Extract all lines in the data that contain the word "icon".
--- START ---
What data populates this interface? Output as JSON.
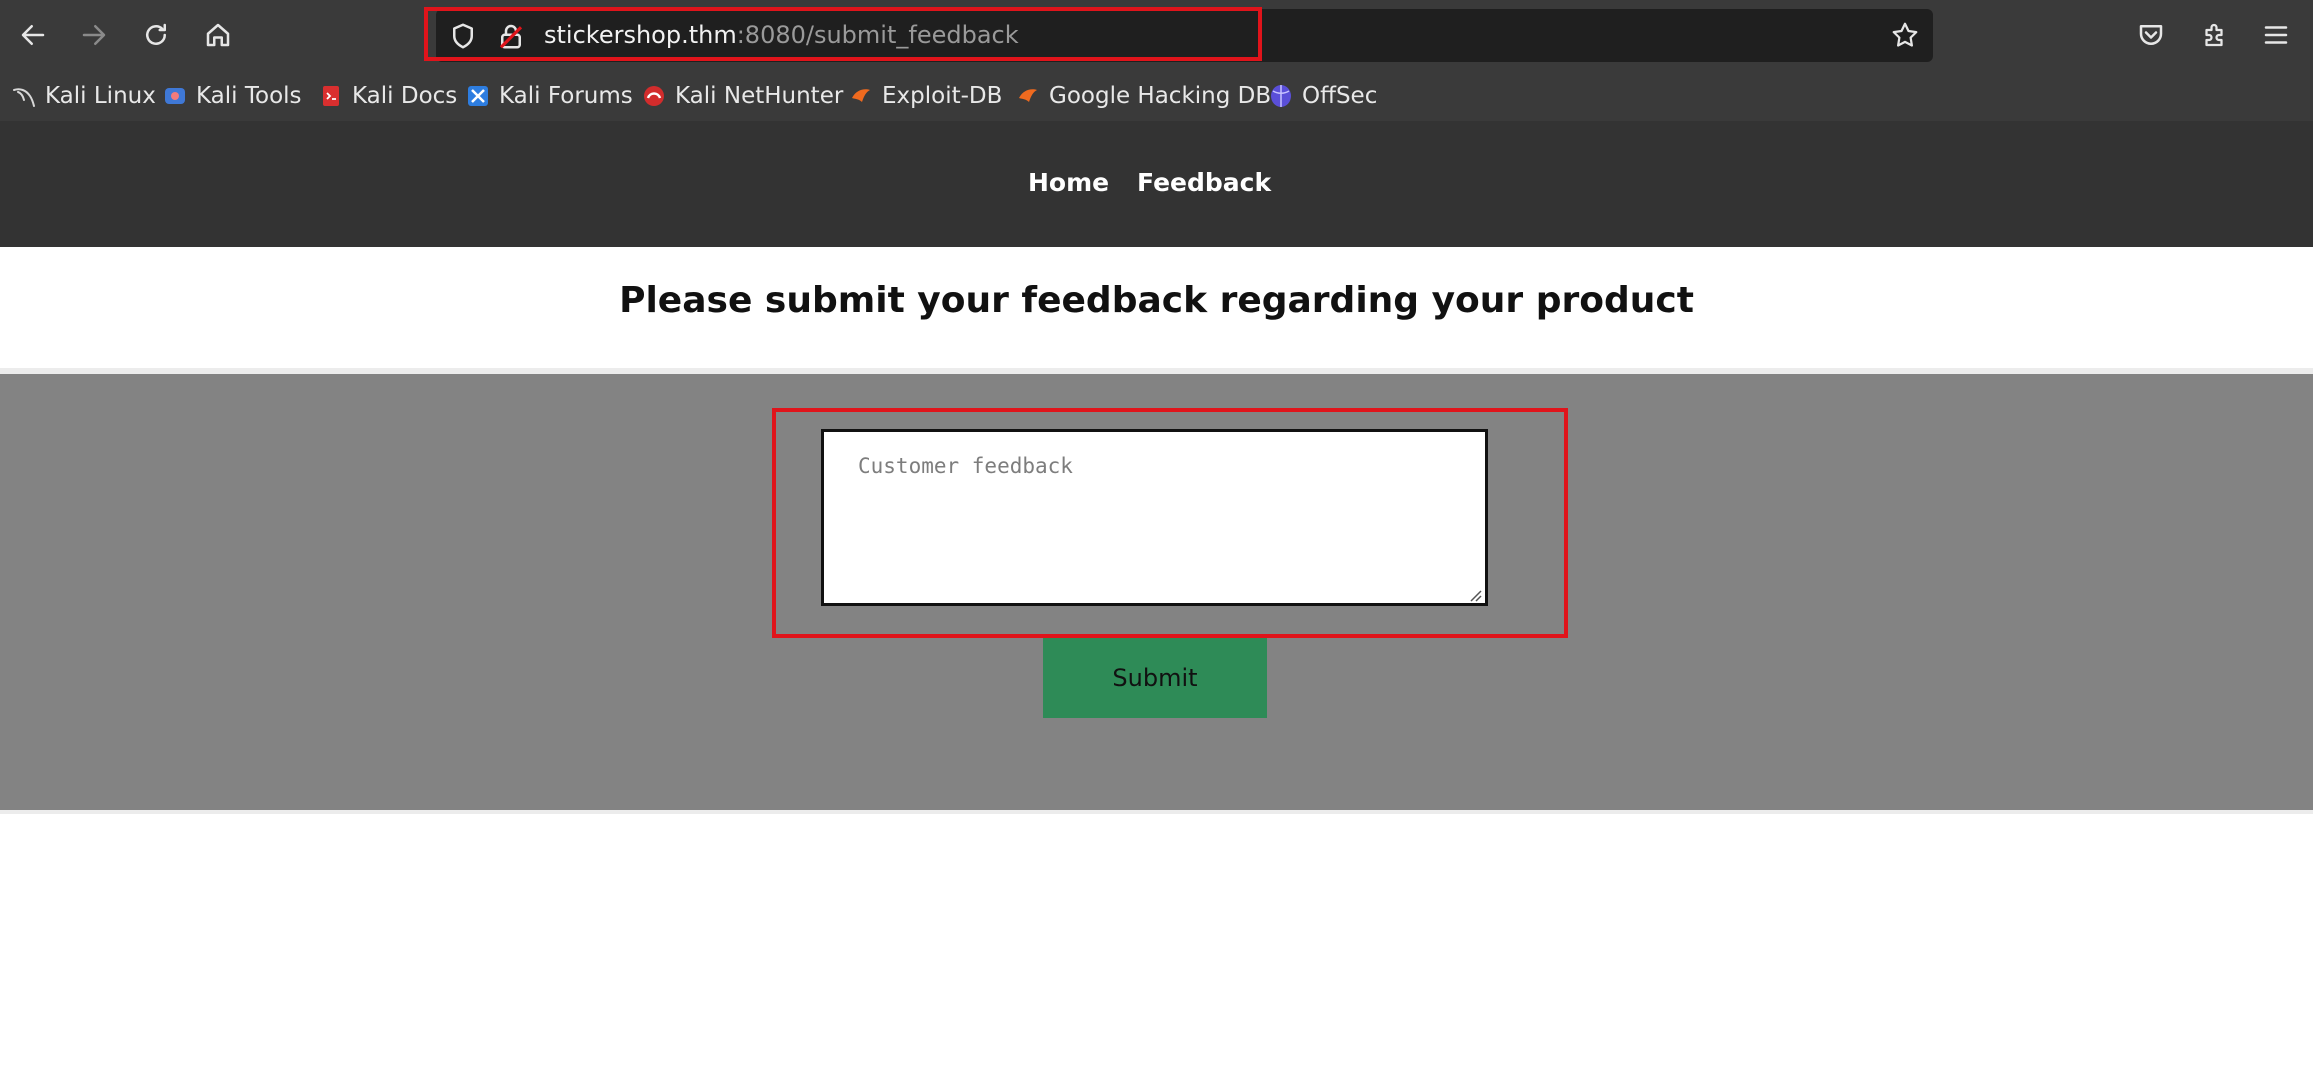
{
  "browser": {
    "url_host": "stickershop.thm",
    "url_rest": ":8080/submit_feedback",
    "bookmarks": [
      {
        "label": "Kali Linux",
        "icon": "kali-dragon-icon"
      },
      {
        "label": "Kali Tools",
        "icon": "kali-tools-icon"
      },
      {
        "label": "Kali Docs",
        "icon": "kali-docs-icon"
      },
      {
        "label": "Kali Forums",
        "icon": "kali-forums-icon"
      },
      {
        "label": "Kali NetHunter",
        "icon": "kali-nethunter-icon"
      },
      {
        "label": "Exploit-DB",
        "icon": "exploit-db-icon"
      },
      {
        "label": "Google Hacking DB",
        "icon": "ghdb-icon"
      },
      {
        "label": "OffSec",
        "icon": "offsec-icon"
      }
    ]
  },
  "site": {
    "nav": {
      "home": "Home",
      "feedback": "Feedback"
    },
    "title": "Please submit your feedback regarding your product",
    "form": {
      "placeholder": "Customer feedback",
      "submit_label": "Submit"
    }
  }
}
--- END ---
Result of this exercise
        "icon": "kali-dragon-icon"
        "icon": "kali-tools-icon"
        "icon": "kali-docs-icon"
        "icon": "kali-forums-icon"
        "icon": "kali-nethunter-icon"
        "icon": "exploit-db-icon"
        "icon": "ghdb-icon"
        "icon": "offsec-icon"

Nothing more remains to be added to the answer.